Without including any pictures, copy each entry below exactly.

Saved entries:
— Begin —

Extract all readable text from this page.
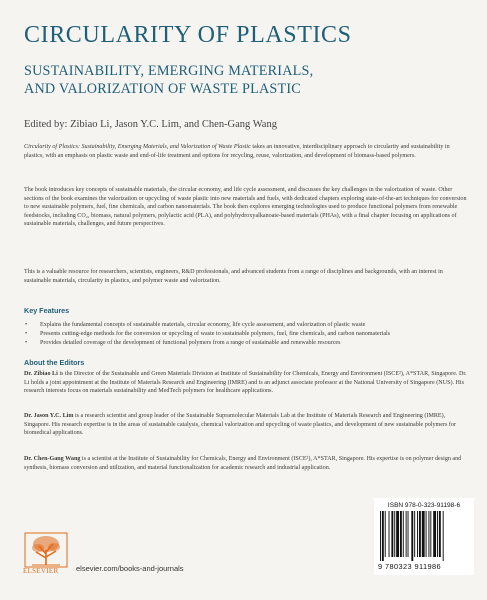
CIRCULARITY OF PLASTICS
SUSTAINABILITY, EMERGING MATERIALS,
AND VALORIZATION OF WASTE PLASTIC
Edited by: Zibiao Li, Jason Y.C. Lim, and Chen-Gang Wang

Circularity of Plastics: Sustainability, Emerging Materials, and Valorization of Waste Plastic takes an innovative, interdisciplinary approach to circularity and sustainability in plastics, with an emphasis on plastic waste and end-of-life treatment and options for recycling, reuse, valorization, and development of biomass-based polymers.

The book introduces key concepts of sustainable materials, the circular economy, and life cycle assessment, and discusses the key challenges in the valorization of waste. Other sections of the book examines the valorization or upcycling of waste plastic into new materials and fuels, with dedicated chapters exploring state-of-the-art techniques for conversion to new sustainable polymers, fuel, fine chemicals, and carbon nanomaterials. The book then explores emerging technologies used to produce functional polymers from renewable feedstocks, including CO₂, biomass, natural polymers, polylactic acid (PLA), and polyhydroxyalkanoate-based materials (PHAs), with a final chapter focusing on applications of sustainable materials, challenges, and future perspectives.

This is a valuable resource for researchers, scientists, engineers, R&D professionals, and advanced students from a range of disciplines and backgrounds, with an interest in sustainable materials, circularity in plastics, and polymer waste and valorization.

Key Features
• Explains the fundamental concepts of sustainable materials, circular economy, life cycle assessment, and valorization of plastic waste
• Presents cutting-edge methods for the conversion or upcycling of waste to sustainable polymers, fuel, fine chemicals, and carbon nanomaterials
• Provides detailed coverage of the development of functional polymers from a range of sustainable and renewable resources
About the Editors

Dr. Zibiao Li is the Director of the Sustainable and Green Materials Division at Institute of Sustainability for Chemicals, Energy and Environment (ISCE²), A*STAR, Singapore. Dr. Li holds a joint appointment at the Institute of Materials Research and Engineering (IMRE) and is an adjunct associate professor at the National University of Singapore (NUS). His research interests focus on materials sustainability and MedTech polymers for healthcare applications.

Dr. Jason Y.C. Lim is a research scientist and group leader of the Sustainable Supramolecular Materials Lab at the Institute of Materials Research and Engineering (IMRE), Singapore. His research expertise is in the areas of sustainable catalysis, chemical valorization and upcycling of waste plastics, and development of new sustainable polymers for biomedical applications.

Dr. Chen-Gang Wang is a scientist at the Institute of Sustainability for Chemicals, Energy and Environment (ISCE²), A*STAR, Singapore. His expertise is on polymer design and synthesis, biomass conversion and utilization, and material functionalization for academic research and industrial application.

ELSEVIER elsevier.com/books-and-journals
ISBN 978-0-323-91198-6
9 780323 911986
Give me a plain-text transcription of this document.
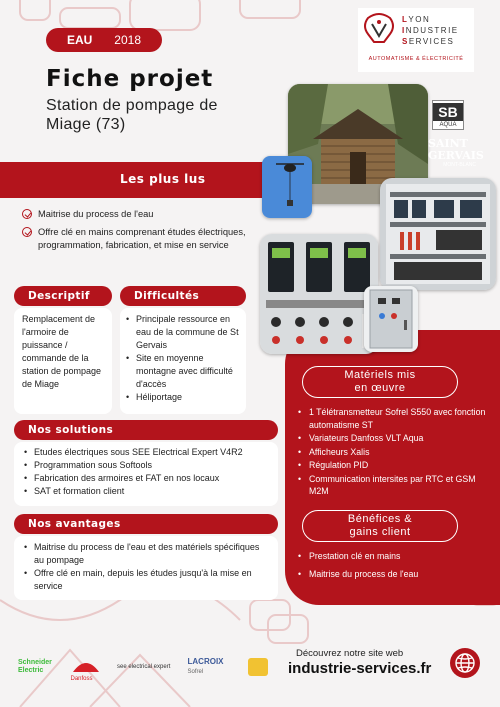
EAU 2018
Fiche projet
Station de pompage de Miage (73)
LYON
INDUSTRIE
SERVICES
AUTOMATISME & ÉLECTRICITÉ
SB
AQUA
SAINT
GERVAIS
MONT-BLANC
Les plus lus
Maitrise du process de l'eau
Offre clé en mains comprenant études électriques, programmation, fabrication, et mise en service
Descriptif
Remplacement de l'armoire de puissance / commande de la station de pompage de Miage
Difficultés
• Principale ressource en eau de la commune de St Gervais
• Site en moyenne montagne avec difficulté d'accès
• Héliportage
Nos solutions
• Etudes électriques sous SEE Electrical Expert V4R2
• Programmation sous Softools
• Fabrication des armoires et FAT en nos locaux
• SAT et formation client
Nos avantages
• Maitrise du process de l'eau et des matériels spécifiques au pompage
• Offre clé en main, depuis les études jusqu'à la mise en service
Matériels mis
en œuvre
• 1 Télétransmetteur Sofrel S550 avec fonction automatisme ST
• Variateurs Danfoss VLT Aqua
• Afficheurs Xalis
• Régulation PID
• Communication intersites par RTC et GSM M2M
Bénéfices &
gains client
• Prestation clé en mains
• Maitrise du process de l'eau
Schneider Electric
Danfoss
see electrical expert
LACROIX
Sofrel
Découvrez notre site web
industrie-services.fr
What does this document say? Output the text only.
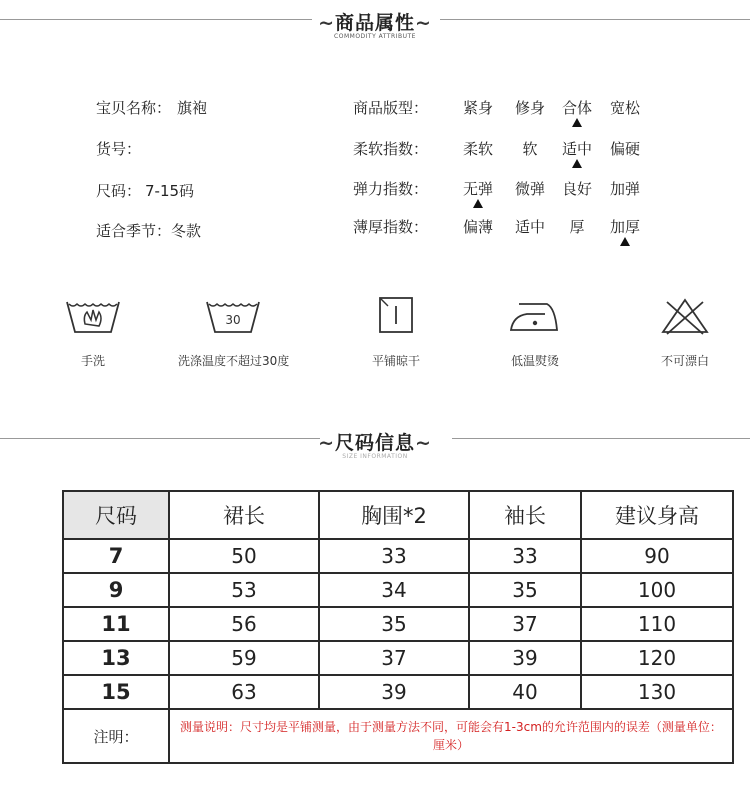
~商品属性~
COMMODITY ATTRIBUTE
宝贝名称： 旗袍
货号：
尺码： 7-15码
适合季节：冬款
商品版型：	紧身	修身	合体	宽松
柔软指数：	柔软	软	适中	偏硬
弹力指数：	无弹	微弹	良好	加弹
薄厚指数：	偏薄	适中	厚	加厚
手洗
30
洗涤温度不超过30度	平铺晾干	低温熨烫	不可漂白
~尺码信息~
SIZE INFORMATION
尺码	裙长	胸围*2	袖长	建议身高
7	50	33	33	90
9	53	34	35	100
11	56	35	37	110
13	59	37	39	120
15	63	39	40	130
注明：	测量说明：尺寸均是平铺测量，由于测量方法不同，可能会有1-3cm的允许范围内的误差（测量单位：厘米）			
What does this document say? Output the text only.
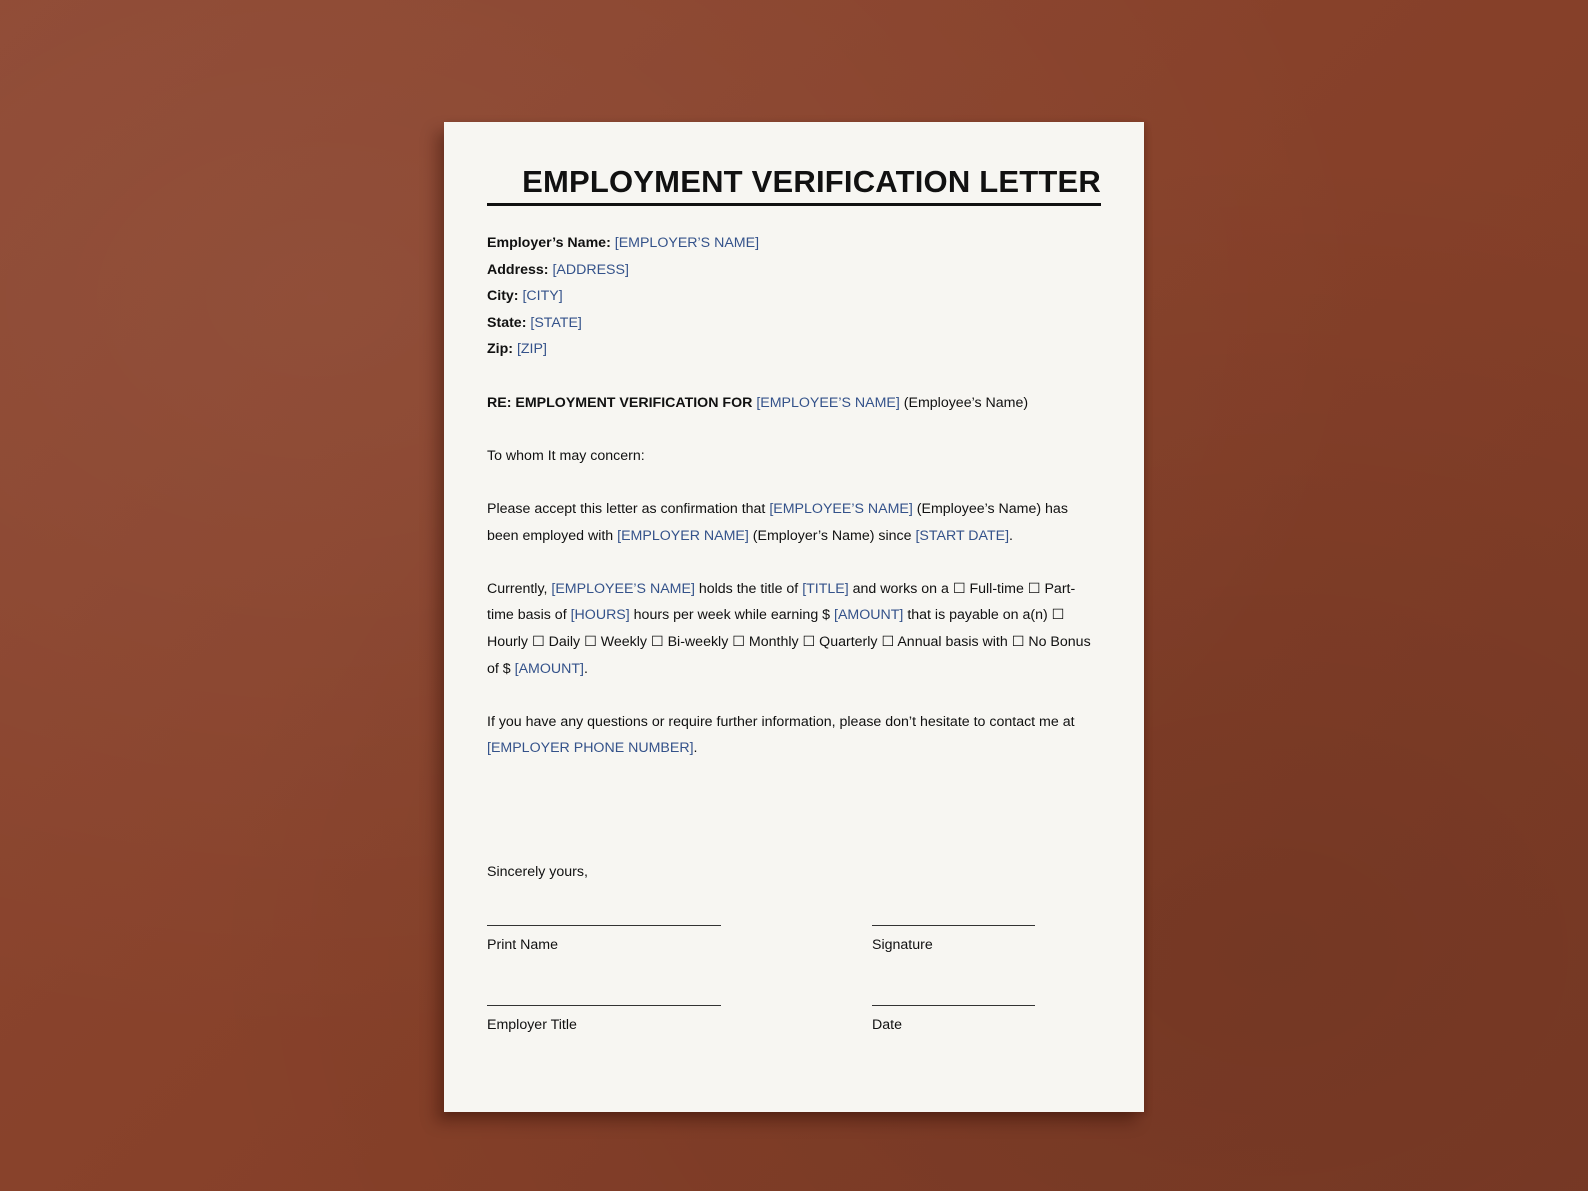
EMPLOYMENT VERIFICATION LETTER

Employer’s Name: [EMPLOYER’S NAME]

Address: [ADDRESS]

City: [CITY]

State: [STATE]

Zip: [ZIP]

RE: EMPLOYMENT VERIFICATION FOR [EMPLOYEE’S NAME] (Employee’s Name)

To whom It may concern:

Please accept this letter as confirmation that [EMPLOYEE’S NAME] (Employee’s Name) has been employed with [EMPLOYER NAME] (Employer’s Name) since [START DATE].

Currently, [EMPLOYEE’S NAME] holds the title of [TITLE] and works on a ☐ Full-time ☐ Part-time basis of [HOURS] hours per week while earning $ [AMOUNT] that is payable on a(n) ☐ Hourly ☐ Daily ☐ Weekly ☐ Bi-weekly ☐ Monthly ☐ Quarterly ☐ Annual basis with ☐ No Bonus of $ [AMOUNT].

If you have any questions or require further information, please don’t hesitate to contact me at [EMPLOYER PHONE NUMBER].

Sincerely yours,
Print Name	Signature
Employer Title	Date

— End —

Completed exercise:
Extract all readable text from this page.
CIRCULARITY OF PLASTICS
SUSTAINABILITY, EMERGING MATERIALS,
AND VALORIZATION OF WASTE PLASTIC
Edited by: Zibiao Li, Jason Y.C. Lim, and Chen-Gang Wang

Circularity of Plastics: Sustainability, Emerging Materials, and Valorization of Waste Plastic takes an innovative, interdisciplinary approach to circularity and sustainability in plastics, with an emphasis on plastic waste and end-of-life treatment and options for recycling, reuse, valorization, and development of biomass-based polymers.

The book introduces key concepts of sustainable materials, the circular economy, and life cycle assessment, and discusses the key challenges in the valorization of waste. Other sections of the book examines the valorization or upcycling of waste plastic into new materials and fuels, with dedicated chapters exploring state-of-the-art techniques for conversion to new sustainable polymers, fuel, fine chemicals, and carbon nanomaterials. The book then explores emerging technologies used to produce functional polymers from renewable feedstocks, including CO₂, biomass, natural polymers, polylactic acid (PLA), and polyhydroxyalkanoate-based materials (PHAs), with a final chapter focusing on applications of sustainable materials, challenges, and future perspectives.

This is a valuable resource for researchers, scientists, engineers, R&D professionals, and advanced students from a range of disciplines and backgrounds, with an interest in sustainable materials, circularity in plastics, and polymer waste and valorization.

Key Features
• Explains the fundamental concepts of sustainable materials, circular economy, life cycle assessment, and valorization of plastic waste
• Presents cutting-edge methods for the conversion or upcycling of waste to sustainable polymers, fuel, fine chemicals, and carbon nanomaterials
• Provides detailed coverage of the development of functional polymers from a range of sustainable and renewable resources
About the Editors

Dr. Zibiao Li is the Director of the Sustainable and Green Materials Division at Institute of Sustainability for Chemicals, Energy and Environment (ISCE²), A*STAR, Singapore. Dr. Li holds a joint appointment at the Institute of Materials Research and Engineering (IMRE) and is an adjunct associate professor at the National University of Singapore (NUS). His research interests focus on materials sustainability and MedTech polymers for healthcare applications.

Dr. Jason Y.C. Lim is a research scientist and group leader of the Sustainable Supramolecular Materials Lab at the Institute of Materials Research and Engineering (IMRE), Singapore. His research expertise is in the areas of sustainable catalysis, chemical valorization and upcycling of waste plastics, and development of new sustainable polymers for biomedical applications.

Dr. Chen-Gang Wang is a scientist at the Institute of Sustainability for Chemicals, Energy and Environment (ISCE²), A*STAR, Singapore. His expertise is on polymer design and synthesis, biomass conversion and utilization, and material functionalization for academic research and industrial application.

ELSEVIER elsevier.com/books-and-journals
ISBN 978-0-323-91198-6
9 780323 911986
Give me a plain-text transcription of this document.
EAU 2018
Fiche projet
Station de pompage de Miage (73)
LYON
INDUSTRIE
SERVICES
AUTOMATISME & ÉLECTRICITÉ
SB
AQUA
SAINT
GERVAIS
MONT-BLANC
Les plus lus
Maitrise du process de l'eau
Offre clé en mains comprenant études électriques, programmation, fabrication, et mise en service
Descriptif
Remplacement de l'armoire de puissance / commande de la station de pompage de Miage
Difficultés
• Principale ressource en eau de la commune de St Gervais
• Site en moyenne montagne avec difficulté d'accès
• Héliportage
Nos solutions
• Etudes électriques sous SEE Electrical Expert V4R2
• Programmation sous Softools
• Fabrication des armoires et FAT en nos locaux
• SAT et formation client
Nos avantages
• Maitrise du process de l'eau et des matériels spécifiques au pompage
• Offre clé en main, depuis les études jusqu'à la mise en service
Matériels mis
en œuvre
• 1 Télétransmetteur Sofrel S550 avec fonction automatisme ST
• Variateurs Danfoss VLT Aqua
• Afficheurs Xalis
• Régulation PID
• Communication intersites par RTC et GSM M2M
Bénéfices &
gains client
• Prestation clé en mains
• Maitrise du process de l'eau
Schneider Electric
Danfoss
see electrical expert
LACROIX
Sofrel
Découvrez notre site web
industrie-services.fr
What does this document say? Output the text only.
~商品属性~
COMMODITY ATTRIBUTE
宝贝名称： 旗袍
货号：
尺码： 7-15码
适合季节：冬款
商品版型：	紧身	修身	合体	宽松
柔软指数：	柔软	软	适中	偏硬
弹力指数：	无弹	微弹	良好	加弹
薄厚指数：	偏薄	适中	厚	加厚
手洗
30
洗涤温度不超过30度	平铺晾干	低温熨烫	不可漂白
~尺码信息~
SIZE INFORMATION
尺码	裙长	胸围*2	袖长	建议身高
7	50	33	33	90
9	53	34	35	100
11	56	35	37	110
13	59	37	39	120
15	63	39	40	130
注明：	测量说明：尺寸均是平铺测量，由于测量方法不同，可能会有1-3cm的允许范围内的误差（测量单位：厘米）			
What does this document say? Output the text only.
EMPLOYMENT VERIFICATION LETTER

Employer’s Name: [EMPLOYER’S NAME]

Address: [ADDRESS]

City: [CITY]

State: [STATE]

Zip: [ZIP]

RE: EMPLOYMENT VERIFICATION FOR [EMPLOYEE’S NAME] (Employee’s Name)

To whom It may concern:

Please accept this letter as confirmation that [EMPLOYEE’S NAME] (Employee’s Name) has been employed with [EMPLOYER NAME] (Employer’s Name) since [START DATE].

Currently, [EMPLOYEE’S NAME] holds the title of [TITLE] and works on a ☐ Full-time ☐ Part-time basis of [HOURS] hours per week while earning $ [AMOUNT] that is payable on a(n) ☐ Hourly ☐ Daily ☐ Weekly ☐ Bi-weekly ☐ Monthly ☐ Quarterly ☐ Annual basis with ☐ No Bonus of $ [AMOUNT].

If you have any questions or require further information, please don’t hesitate to contact me at [EMPLOYER PHONE NUMBER].

Sincerely yours,
Print Name	Signature
Employer Title	Date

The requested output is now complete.